• _DATASET EXTRACT_:
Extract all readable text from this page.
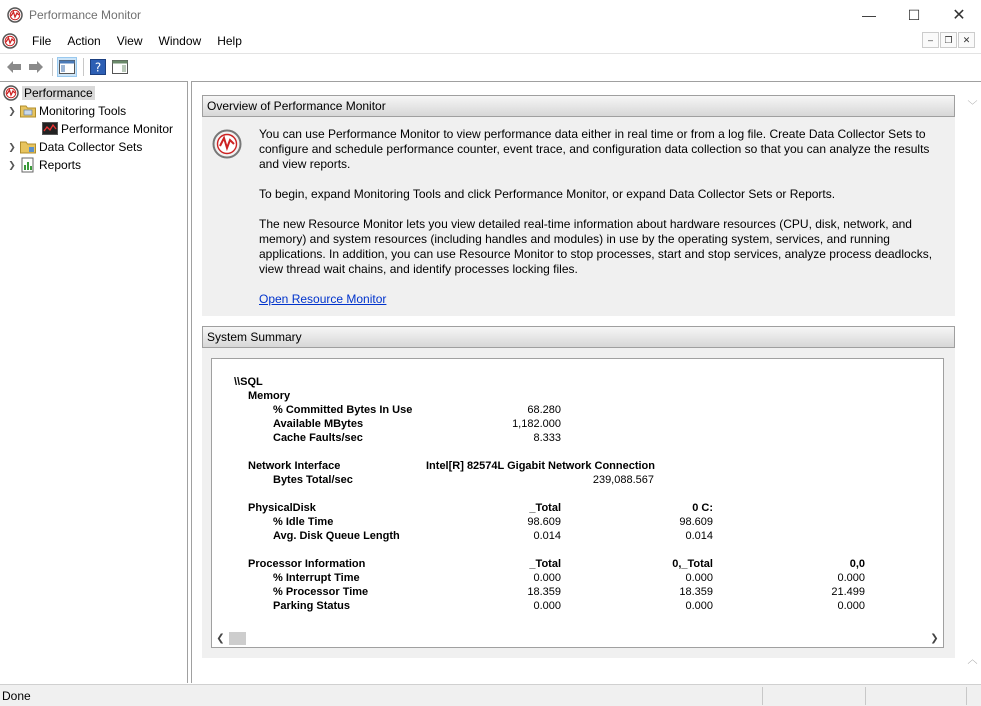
Performance Monitor	—	☐	✕
File	Action	View	Window	Help	–	❐	✕
?
Performance
❯ Monitoring Tools
Performance Monitor
❯ Data Collector Sets
❯ Reports
Overview of Performance Monitor

You can use Performance Monitor to view performance data either in real time or from a log file. Create Data Collector Sets to configure and schedule performance counter, event trace, and configuration data collection so that you can analyze the results and view reports.

To begin, expand Monitoring Tools and click Performance Monitor, or expand Data Collector Sets or Reports.

The new Resource Monitor lets you view detailed real-time information about hardware resources (CPU, disk, network, and memory) and system resources (including handles and modules) in use by the operating system, services, and running applications. In addition, you can use Resource Monitor to stop processes, start and stop services, analyze process deadlocks, view thread wait chains, and identify processes locking files.

Open Resource Monitor
System Summary
\\SQL
Memory
% Committed Bytes In Use	68.280
Available MBytes	1,182.000
Cache Faults/sec	8.333
Network Interface	Intel[R] 82574L Gigabit Network Connection
Bytes Total/sec	239,088.567
PhysicalDisk	_Total	0 C:
% Idle Time	98.609	98.609
Avg. Disk Queue Length	0.014	0.014
Processor Information	_Total	0,_Total	0,0
% Interrupt Time	0.000	0.000	0.000
% Processor Time	18.359	18.359	21.499
Parking Status	0.000	0.000	0.000
❮	❯
﹀
︿
Done
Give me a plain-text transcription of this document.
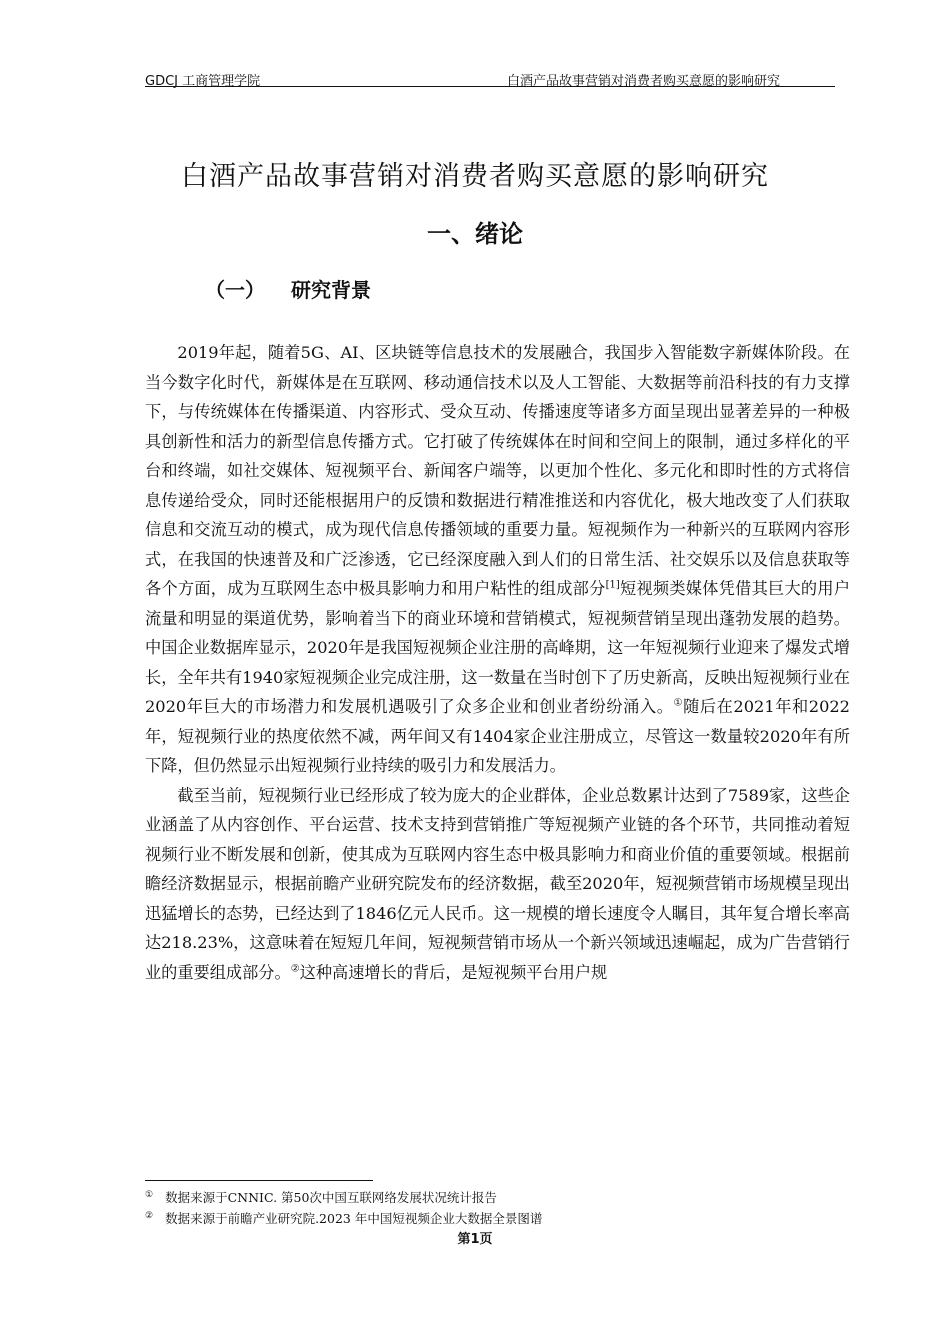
GDCJ 工商管理学院	白酒产品故事营销对消费者购买意愿的影响研究
白酒产品故事营销对消费者购买意愿的影响研究
一、绪论
（一） 研究背景

2019年起，随着5G、AI、区块链等信息技术的发展融合，我国步入智能数字新媒体阶段。在当今数字化时代，新媒体是在互联网、移动通信技术以及人工智能、大数据等前沿科技的有力支撑下，与传统媒体在传播渠道、内容形式、受众互动、传播速度等诸多方面呈现出显著差异的一种极具创新性和活力的新型信息传播方式。它打破了传统媒体在时间和空间上的限制，通过多样化的平台和终端，如社交媒体、短视频平台、新闻客户端等，以更加个性化、多元化和即时性的方式将信息传递给受众，同时还能根据用户的反馈和数据进行精准推送和内容优化，极大地改变了人们获取信息和交流互动的模式，成为现代信息传播领域的重要力量。短视频作为一种新兴的互联网内容形式，在我国的快速普及和广泛渗透，它已经深度融入到人们的日常生活、社交娱乐以及信息获取等各个方面，成为互联网生态中极具影响力和用户粘性的组成部分[1]短视频类媒体凭借其巨大的用户流量和明显的渠道优势，影响着当下的商业环境和营销模式，短视频营销呈现出蓬勃发展的趋势。中国企业数据库显示，2020年是我国短视频企业注册的高峰期，这一年短视频行业迎来了爆发式增长，全年共有1940家短视频企业完成注册，这一数量在当时创下了历史新高，反映出短视频行业在2020年巨大的市场潜力和发展机遇吸引了众多企业和创业者纷纷涌入。①随后在2021年和2022年，短视频行业的热度依然不减，两年间又有1404家企业注册成立，尽管这一数量较2020年有所下降，但仍然显示出短视频行业持续的吸引力和发展活力。

截至当前，短视频行业已经形成了较为庞大的企业群体，企业总数累计达到了7589家，这些企业涵盖了从内容创作、平台运营、技术支持到营销推广等短视频产业链的各个环节，共同推动着短视频行业不断发展和创新，使其成为互联网内容生态中极具影响力和商业价值的重要领域。根据前瞻经济数据显示，根据前瞻产业研究院发布的经济数据，截至2020年，短视频营销市场规模呈现出迅猛增长的态势，已经达到了1846亿元人民币。这一规模的增长速度令人瞩目，其年复合增长率高达218.23%，这意味着在短短几年间，短视频营销市场从一个新兴领域迅速崛起，成为广告营销行业的重要组成部分。②这种高速增长的背后，是短视频平台用户规

① 数据来源于CNNIC. 第50次中国互联网络发展状况统计报告
② 数据来源于前瞻产业研究院.2023 年中国短视频企业大数据全景图谱
第1页
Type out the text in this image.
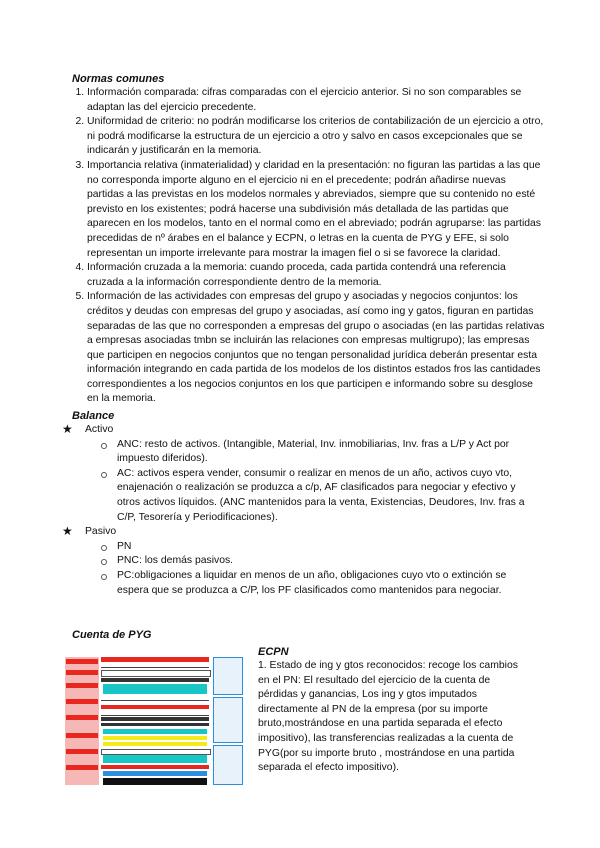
Normas comunes
1. Información comparada: cifras comparadas con el ejercicio anterior. Si no son comparables se adaptan las del ejercicio precedente.
2. Uniformidad de criterio: no podrán modificarse los criterios de contabilización de un ejercicio a otro, ni podrá modificarse la estructura de un ejercicio a otro y salvo en casos excepcionales que se indicarán y justificarán en la memoria.
3. Importancia relativa (inmaterialidad) y claridad en la presentación: no figuran las partidas a las que no corresponda importe alguno en el ejercicio ni en el precedente; podrán añadirse nuevas partidas a las previstas en los modelos normales y abreviados, siempre que su contenido no esté previsto en los existentes; podrá hacerse una subdivisión más detallada de las partidas que aparecen en los modelos, tanto en el normal como en el abreviado; podrán agruparse: las partidas precedidas de nº árabes en el balance y ECPN, o letras en la cuenta de PYG y EFE, si solo representan un importe irrelevante para mostrar la imagen fiel o si se favorece la claridad.
4. Información cruzada a la memoria: cuando proceda, cada partida contendrá una referencia cruzada a la información correspondiente dentro de la memoria.
5. Información de las actividades con empresas del grupo y asociadas y negocios conjuntos: los créditos y deudas con empresas del grupo y asociadas, así como ing y gatos, figuran en partidas separadas de las que no corresponden a empresas del grupo o asociadas (en las partidas relativas a empresas asociadas tmbn se incluirán las relaciones con empresas multigrupo); las empresas que participen en negocios conjuntos que no tengan personalidad jurídica deberán presentar esta información integrando en cada partida de los modelos de los distintos estados fros las cantidades correspondientes a los negocios conjuntos en los que participen e informando sobre su desglose en la memoria.
Balance
★ Activo
ANC: resto de activos. (Intangible, Material, Inv. inmobiliarias, Inv. fras a L/P y Act por impuesto diferidos).
AC: activos espera vender, consumir o realizar en menos de un año, activos cuyo vto, enajenación o realización se produzca a c/p, AF clasificados para negociar y efectivo y otros activos líquidos. (ANC mantenidos para la venta, Existencias, Deudores, Inv. fras a C/P, Tesorería y Periodificaciones).
★ Pasivo
PN
PNC: los demás pasivos.
PC:obligaciones a liquidar en menos de un año, obligaciones cuyo vto o extinción se espera que se produzca a C/P, los PF clasificados como mantenidos para negociar.
Cuenta de PYG
ECPN
1. Estado de ing y gtos reconocidos: recoge los cambios en el PN: El resultado del ejercicio de la cuenta de pérdidas y ganancias, Los ing y gtos imputados directamente al PN de la empresa (por su importe bruto,mostrándose en una partida separada el efecto impositivo), las transferencias realizadas a la cuenta de PYG(por su importe bruto , mostrándose en una partida separada el efecto impositivo).
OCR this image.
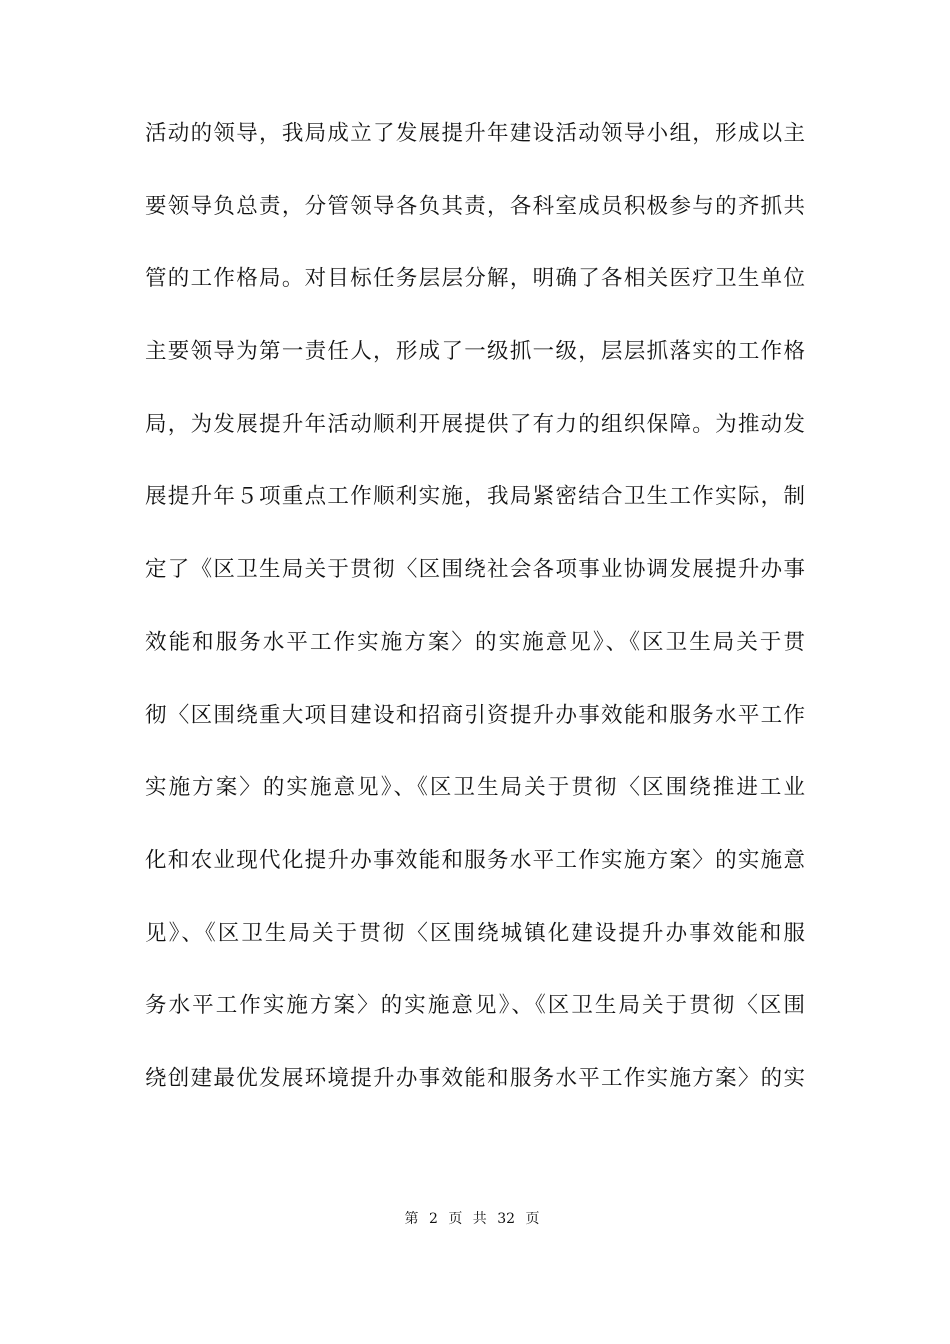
活动的领导，我局成立了发展提升年建设活动领导小组，形成以主
要领导负总责，分管领导各负其责，各科室成员积极参与的齐抓共
管的工作格局。对目标任务层层分解，明确了各相关医疗卫生单位
主要领导为第一责任人，形成了一级抓一级，层层抓落实的工作格
局，为发展提升年活动顺利开展提供了有力的组织保障。为推动发
展提升年５项重点工作顺利实施，我局紧密结合卫生工作实际，制
定了《区卫生局关于贯彻〈区围绕社会各项事业协调发展提升办事
效能和服务水平工作实施方案〉的实施意见》、《区卫生局关于贯
彻〈区围绕重大项目建设和招商引资提升办事效能和服务水平工作
实施方案〉的实施意见》、《区卫生局关于贯彻〈区围绕推进工业
化和农业现代化提升办事效能和服务水平工作实施方案〉的实施意
见》、《区卫生局关于贯彻〈区围绕城镇化建设提升办事效能和服
务水平工作实施方案〉的实施意见》、《区卫生局关于贯彻〈区围
绕创建最优发展环境提升办事效能和服务水平工作实施方案〉的实
第 2 页 共 32 页
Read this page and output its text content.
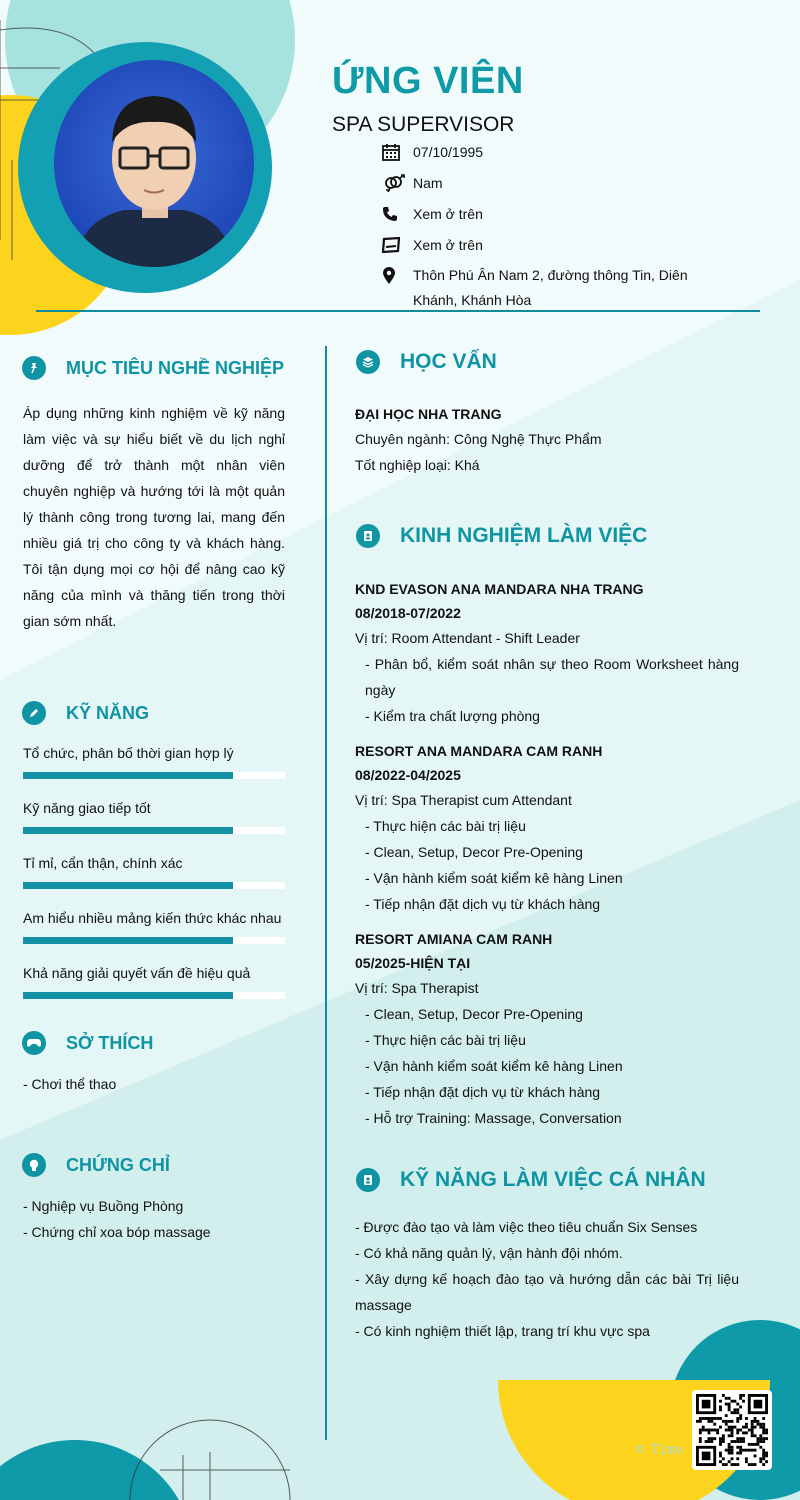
ỨNG VIÊN
SPA SUPERVISOR
07/10/1995
Nam
Xem ở trên
Xem ở trên
Thôn Phú Ân Nam 2, đường thông Tin, Diên Khánh, Khánh Hòa
MỤC TIÊU NGHỀ NGHIỆP
Áp dụng những kinh nghiệm về kỹ năng làm việc và sự hiểu biết về du lịch nghỉ dưỡng để trở thành một nhân viên chuyên nghiệp và hướng tới là một quản lý thành công trong tương lai, mang đến nhiều giá trị cho công ty và khách hàng. Tôi tận dụng mọi cơ hội để nâng cao kỹ năng của mình và thăng tiến trong thời gian sớm nhất.
KỸ NĂNG
Tổ chức, phân bố thời gian hợp lý
Kỹ năng giao tiếp tốt
Tỉ mỉ, cẩn thận, chính xác
Am hiểu nhiều mảng kiến thức khác nhau
Khả năng giải quyết vấn đề hiệu quả
SỞ THÍCH
- Chơi thể thao
CHỨNG CHỈ
- Nghiệp vụ Buồng Phòng
- Chứng chỉ xoa bóp massage
HỌC VẤN
ĐẠI HỌC NHA TRANG
Chuyên ngành: Công Nghệ Thực Phẩm
Tốt nghiệp loại: Khá
KINH NGHIỆM LÀM VIỆC
KND EVASON ANA MANDARA NHA TRANG
08/2018-07/2022
Vị trí: Room Attendant - Shift Leader
- Phân bổ, kiểm soát nhân sự theo Room Worksheet hàng ngày
- Kiểm tra chất lượng phòng
RESORT ANA MANDARA CAM RANH
08/2022-04/2025
Vị trí: Spa Therapist cum Attendant
- Thực hiện các bài trị liệu
- Clean, Setup, Decor Pre-Opening
- Vận hành kiểm soát kiểm kê hàng Linen
- Tiếp nhận đặt dịch vụ từ khách hàng
RESORT AMIANA CAM RANH
05/2025-HIỆN TẠI
Vị trí: Spa Therapist
- Clean, Setup, Decor Pre-Opening
- Thực hiện các bài trị liệu
- Vận hành kiểm soát kiểm kê hàng Linen
- Tiếp nhận đặt dịch vụ từ khách hàng
- Hỗ trợ Training: Massage, Conversation
KỸ NĂNG LÀM VIỆC CÁ NHÂN
- Được đào tạo và làm việc theo tiêu chuẩn Six Senses
- Có khả năng quản lý, vận hành đội nhóm.
- Xây dựng kế hoạch đào tạo và hướng dẫn các bài Trị liệu massage
- Có kinh nghiệm thiết lập, trang trí khu vực spa
© Timv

• _GIVEN EXERCISE_: The answer is a single number: how many lines include the word "podrán"?

• _FINAL RESULT_: 2